Stated task: State how many lines of the records below contain the string "name". Give only the number.

— START —

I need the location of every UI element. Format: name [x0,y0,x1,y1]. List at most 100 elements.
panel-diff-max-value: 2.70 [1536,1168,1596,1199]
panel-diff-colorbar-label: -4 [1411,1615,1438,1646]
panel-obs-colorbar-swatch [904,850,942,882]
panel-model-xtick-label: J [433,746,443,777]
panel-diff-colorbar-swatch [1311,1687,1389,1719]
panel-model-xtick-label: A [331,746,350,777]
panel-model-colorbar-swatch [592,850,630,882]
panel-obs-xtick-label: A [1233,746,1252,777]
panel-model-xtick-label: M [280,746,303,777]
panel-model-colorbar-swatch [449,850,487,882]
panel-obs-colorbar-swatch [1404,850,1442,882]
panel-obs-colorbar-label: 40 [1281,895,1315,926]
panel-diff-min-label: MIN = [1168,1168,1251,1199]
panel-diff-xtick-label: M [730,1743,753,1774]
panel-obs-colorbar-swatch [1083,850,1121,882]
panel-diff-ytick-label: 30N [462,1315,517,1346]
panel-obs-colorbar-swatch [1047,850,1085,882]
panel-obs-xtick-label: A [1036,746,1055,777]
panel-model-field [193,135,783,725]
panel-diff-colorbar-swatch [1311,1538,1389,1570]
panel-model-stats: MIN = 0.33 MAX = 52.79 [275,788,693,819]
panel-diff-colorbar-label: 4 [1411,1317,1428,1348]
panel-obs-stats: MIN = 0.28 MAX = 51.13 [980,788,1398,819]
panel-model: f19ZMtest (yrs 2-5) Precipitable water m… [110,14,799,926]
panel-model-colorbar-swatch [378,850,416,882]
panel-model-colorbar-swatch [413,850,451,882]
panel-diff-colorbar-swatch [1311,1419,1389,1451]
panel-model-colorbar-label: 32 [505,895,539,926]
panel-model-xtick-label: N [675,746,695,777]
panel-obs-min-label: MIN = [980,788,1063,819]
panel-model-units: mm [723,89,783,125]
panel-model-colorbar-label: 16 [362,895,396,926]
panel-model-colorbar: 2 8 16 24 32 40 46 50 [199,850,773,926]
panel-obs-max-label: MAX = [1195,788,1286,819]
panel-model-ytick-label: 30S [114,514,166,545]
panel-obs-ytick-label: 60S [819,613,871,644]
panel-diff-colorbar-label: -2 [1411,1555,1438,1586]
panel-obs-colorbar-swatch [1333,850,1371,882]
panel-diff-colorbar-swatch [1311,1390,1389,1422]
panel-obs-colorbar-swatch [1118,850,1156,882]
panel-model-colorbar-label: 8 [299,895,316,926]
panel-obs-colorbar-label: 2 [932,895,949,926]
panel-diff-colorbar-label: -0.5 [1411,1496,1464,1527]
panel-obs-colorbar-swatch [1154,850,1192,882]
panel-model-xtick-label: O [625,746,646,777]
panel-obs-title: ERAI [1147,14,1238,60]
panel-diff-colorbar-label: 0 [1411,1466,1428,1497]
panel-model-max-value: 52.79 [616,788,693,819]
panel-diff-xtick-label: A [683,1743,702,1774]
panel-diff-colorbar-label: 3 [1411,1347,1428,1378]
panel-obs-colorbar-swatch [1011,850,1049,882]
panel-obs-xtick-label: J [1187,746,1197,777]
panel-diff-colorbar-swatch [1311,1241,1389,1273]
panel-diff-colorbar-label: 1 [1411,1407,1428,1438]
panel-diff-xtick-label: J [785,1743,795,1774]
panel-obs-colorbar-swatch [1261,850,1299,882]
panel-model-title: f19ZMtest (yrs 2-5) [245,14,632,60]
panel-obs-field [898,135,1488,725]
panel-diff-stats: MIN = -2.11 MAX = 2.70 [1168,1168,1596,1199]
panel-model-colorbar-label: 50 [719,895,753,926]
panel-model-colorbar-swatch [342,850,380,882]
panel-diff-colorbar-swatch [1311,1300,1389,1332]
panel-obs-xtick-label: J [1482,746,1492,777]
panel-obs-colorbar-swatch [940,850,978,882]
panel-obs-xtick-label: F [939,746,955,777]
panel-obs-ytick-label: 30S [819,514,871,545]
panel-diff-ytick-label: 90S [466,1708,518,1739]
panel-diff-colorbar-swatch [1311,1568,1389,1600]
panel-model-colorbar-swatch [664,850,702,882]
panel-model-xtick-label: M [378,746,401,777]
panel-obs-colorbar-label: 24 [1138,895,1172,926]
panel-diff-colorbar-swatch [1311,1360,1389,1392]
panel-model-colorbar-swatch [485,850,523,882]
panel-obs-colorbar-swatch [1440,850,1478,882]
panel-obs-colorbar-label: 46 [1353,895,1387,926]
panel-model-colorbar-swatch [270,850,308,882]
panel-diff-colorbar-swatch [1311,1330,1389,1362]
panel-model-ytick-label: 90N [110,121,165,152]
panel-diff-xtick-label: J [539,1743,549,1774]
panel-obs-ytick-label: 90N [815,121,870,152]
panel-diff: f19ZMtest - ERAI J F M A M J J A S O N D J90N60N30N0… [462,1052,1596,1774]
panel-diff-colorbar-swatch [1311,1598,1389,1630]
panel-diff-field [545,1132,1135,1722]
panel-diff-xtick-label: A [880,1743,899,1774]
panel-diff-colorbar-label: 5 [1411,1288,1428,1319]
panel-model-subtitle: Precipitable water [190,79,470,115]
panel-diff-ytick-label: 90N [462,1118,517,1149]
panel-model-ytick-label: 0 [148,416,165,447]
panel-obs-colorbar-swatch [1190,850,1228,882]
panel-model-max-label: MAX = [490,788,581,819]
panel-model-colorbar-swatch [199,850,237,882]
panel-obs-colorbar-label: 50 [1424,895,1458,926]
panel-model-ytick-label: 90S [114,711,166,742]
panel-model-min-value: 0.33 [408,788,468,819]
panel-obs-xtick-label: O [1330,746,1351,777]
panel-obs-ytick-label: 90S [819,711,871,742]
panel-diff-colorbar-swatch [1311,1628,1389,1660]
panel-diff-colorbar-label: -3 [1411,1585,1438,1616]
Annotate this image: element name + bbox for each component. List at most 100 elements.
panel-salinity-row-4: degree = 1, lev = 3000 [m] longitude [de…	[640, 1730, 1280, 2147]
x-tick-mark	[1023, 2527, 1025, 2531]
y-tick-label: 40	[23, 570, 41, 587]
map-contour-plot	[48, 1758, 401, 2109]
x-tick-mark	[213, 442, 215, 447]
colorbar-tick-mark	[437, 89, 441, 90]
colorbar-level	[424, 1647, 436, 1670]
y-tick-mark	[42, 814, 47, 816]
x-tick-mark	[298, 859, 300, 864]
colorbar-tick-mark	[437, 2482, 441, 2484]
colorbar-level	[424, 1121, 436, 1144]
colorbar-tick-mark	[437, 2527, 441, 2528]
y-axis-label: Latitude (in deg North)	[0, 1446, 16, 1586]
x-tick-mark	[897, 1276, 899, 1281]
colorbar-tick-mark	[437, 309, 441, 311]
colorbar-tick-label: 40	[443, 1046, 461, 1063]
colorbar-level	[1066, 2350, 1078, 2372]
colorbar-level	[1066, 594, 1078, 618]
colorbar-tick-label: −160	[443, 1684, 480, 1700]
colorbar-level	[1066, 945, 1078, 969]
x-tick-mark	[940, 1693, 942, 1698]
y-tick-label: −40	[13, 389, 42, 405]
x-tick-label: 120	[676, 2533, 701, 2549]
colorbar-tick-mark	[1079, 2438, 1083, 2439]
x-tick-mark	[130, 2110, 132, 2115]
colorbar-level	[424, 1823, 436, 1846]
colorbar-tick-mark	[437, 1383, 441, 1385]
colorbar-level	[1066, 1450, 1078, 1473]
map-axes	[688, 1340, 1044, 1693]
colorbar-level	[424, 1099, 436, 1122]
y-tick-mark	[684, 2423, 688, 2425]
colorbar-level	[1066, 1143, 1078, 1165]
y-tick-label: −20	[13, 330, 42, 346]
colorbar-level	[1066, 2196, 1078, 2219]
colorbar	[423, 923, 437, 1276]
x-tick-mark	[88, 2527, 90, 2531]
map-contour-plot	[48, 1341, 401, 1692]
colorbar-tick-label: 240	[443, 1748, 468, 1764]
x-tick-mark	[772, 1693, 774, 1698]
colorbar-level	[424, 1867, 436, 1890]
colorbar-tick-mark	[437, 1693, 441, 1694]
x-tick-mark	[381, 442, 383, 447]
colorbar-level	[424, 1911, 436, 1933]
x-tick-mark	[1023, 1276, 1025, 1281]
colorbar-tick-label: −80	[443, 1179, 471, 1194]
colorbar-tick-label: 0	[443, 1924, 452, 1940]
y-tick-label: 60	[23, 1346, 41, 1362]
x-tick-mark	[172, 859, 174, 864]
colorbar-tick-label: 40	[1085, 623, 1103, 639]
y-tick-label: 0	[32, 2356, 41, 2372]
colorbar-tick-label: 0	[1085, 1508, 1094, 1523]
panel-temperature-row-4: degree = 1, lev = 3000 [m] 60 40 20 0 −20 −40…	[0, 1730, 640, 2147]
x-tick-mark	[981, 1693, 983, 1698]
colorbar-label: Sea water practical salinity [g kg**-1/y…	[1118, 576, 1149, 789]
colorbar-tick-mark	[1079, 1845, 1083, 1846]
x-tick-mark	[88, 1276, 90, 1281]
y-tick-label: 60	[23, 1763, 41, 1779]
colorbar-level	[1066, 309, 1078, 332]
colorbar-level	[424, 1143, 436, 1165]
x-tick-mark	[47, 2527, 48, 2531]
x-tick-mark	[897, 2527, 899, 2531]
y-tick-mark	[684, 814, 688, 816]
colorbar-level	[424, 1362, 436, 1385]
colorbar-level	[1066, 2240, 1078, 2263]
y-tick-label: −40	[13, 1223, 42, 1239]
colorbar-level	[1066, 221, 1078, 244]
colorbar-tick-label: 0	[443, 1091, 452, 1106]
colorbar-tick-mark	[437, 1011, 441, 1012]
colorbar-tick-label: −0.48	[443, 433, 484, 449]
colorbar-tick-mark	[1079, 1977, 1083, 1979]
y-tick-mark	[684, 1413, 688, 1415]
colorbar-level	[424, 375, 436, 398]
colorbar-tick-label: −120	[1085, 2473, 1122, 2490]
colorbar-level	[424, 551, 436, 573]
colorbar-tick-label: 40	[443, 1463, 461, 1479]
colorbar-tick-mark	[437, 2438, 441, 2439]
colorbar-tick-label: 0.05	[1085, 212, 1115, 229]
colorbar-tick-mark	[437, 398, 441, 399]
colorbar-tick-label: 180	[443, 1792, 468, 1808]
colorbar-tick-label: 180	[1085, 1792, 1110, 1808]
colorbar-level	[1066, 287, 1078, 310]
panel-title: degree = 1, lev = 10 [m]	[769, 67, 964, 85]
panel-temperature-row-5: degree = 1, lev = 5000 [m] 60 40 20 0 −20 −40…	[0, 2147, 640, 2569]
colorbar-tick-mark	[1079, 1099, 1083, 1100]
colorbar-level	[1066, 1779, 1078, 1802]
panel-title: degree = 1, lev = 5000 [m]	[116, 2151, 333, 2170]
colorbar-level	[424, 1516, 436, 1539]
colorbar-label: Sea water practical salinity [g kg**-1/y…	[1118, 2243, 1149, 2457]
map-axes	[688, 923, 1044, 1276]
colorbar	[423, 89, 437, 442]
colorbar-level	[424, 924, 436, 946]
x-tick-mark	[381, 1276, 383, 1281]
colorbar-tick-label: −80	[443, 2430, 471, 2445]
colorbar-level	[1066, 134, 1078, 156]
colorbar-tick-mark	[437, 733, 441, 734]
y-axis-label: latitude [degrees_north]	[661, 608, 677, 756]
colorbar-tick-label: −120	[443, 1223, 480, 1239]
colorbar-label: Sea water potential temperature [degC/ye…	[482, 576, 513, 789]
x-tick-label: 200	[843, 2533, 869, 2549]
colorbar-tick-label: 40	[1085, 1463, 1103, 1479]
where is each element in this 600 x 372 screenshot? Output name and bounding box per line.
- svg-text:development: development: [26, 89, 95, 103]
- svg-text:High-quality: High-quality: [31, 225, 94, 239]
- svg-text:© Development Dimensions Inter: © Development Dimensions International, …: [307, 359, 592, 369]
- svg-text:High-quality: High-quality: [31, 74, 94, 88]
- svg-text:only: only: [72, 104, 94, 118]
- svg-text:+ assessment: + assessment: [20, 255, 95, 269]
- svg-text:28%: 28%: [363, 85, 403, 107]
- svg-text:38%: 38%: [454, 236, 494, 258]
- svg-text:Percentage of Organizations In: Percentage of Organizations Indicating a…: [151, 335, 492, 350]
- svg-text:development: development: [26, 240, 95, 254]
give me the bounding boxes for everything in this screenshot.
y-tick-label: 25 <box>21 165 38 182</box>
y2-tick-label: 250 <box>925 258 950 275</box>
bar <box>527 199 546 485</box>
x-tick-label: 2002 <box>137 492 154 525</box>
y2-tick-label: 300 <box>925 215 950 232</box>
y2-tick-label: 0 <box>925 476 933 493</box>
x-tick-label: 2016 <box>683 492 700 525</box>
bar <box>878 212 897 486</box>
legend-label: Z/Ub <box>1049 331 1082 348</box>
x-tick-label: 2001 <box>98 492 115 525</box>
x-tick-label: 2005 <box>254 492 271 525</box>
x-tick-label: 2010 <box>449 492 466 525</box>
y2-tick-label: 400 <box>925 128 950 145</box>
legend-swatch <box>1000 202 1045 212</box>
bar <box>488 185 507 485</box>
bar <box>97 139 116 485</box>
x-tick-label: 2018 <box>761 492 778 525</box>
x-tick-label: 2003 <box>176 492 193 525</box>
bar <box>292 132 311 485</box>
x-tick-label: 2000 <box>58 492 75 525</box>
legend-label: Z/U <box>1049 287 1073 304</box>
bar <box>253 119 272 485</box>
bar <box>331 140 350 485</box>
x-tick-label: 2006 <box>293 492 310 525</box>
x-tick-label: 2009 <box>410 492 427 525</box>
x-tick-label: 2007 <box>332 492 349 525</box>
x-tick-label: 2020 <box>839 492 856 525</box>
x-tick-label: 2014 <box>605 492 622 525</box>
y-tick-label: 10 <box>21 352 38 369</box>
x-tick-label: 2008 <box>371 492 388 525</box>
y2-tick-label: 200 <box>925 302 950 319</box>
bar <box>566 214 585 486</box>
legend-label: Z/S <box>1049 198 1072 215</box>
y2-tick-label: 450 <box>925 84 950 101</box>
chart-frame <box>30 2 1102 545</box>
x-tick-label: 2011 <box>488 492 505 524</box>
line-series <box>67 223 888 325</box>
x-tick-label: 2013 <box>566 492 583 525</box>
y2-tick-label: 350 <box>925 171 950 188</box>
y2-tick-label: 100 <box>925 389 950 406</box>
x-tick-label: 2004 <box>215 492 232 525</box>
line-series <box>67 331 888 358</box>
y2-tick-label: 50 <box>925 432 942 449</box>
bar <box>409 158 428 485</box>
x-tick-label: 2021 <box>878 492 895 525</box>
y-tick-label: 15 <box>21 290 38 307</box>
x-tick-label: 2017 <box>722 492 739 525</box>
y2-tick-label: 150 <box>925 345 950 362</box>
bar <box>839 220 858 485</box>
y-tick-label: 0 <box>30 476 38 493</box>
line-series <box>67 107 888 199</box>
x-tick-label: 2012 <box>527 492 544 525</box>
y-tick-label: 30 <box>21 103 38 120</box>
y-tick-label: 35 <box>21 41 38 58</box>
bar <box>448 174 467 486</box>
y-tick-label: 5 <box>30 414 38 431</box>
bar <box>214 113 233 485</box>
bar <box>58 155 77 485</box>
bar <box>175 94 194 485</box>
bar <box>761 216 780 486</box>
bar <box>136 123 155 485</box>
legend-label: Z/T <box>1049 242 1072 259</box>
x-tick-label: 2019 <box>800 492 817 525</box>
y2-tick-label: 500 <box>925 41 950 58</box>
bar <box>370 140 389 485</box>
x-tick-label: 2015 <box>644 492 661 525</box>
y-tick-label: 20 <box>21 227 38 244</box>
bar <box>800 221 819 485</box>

— END —

Result for this task: 3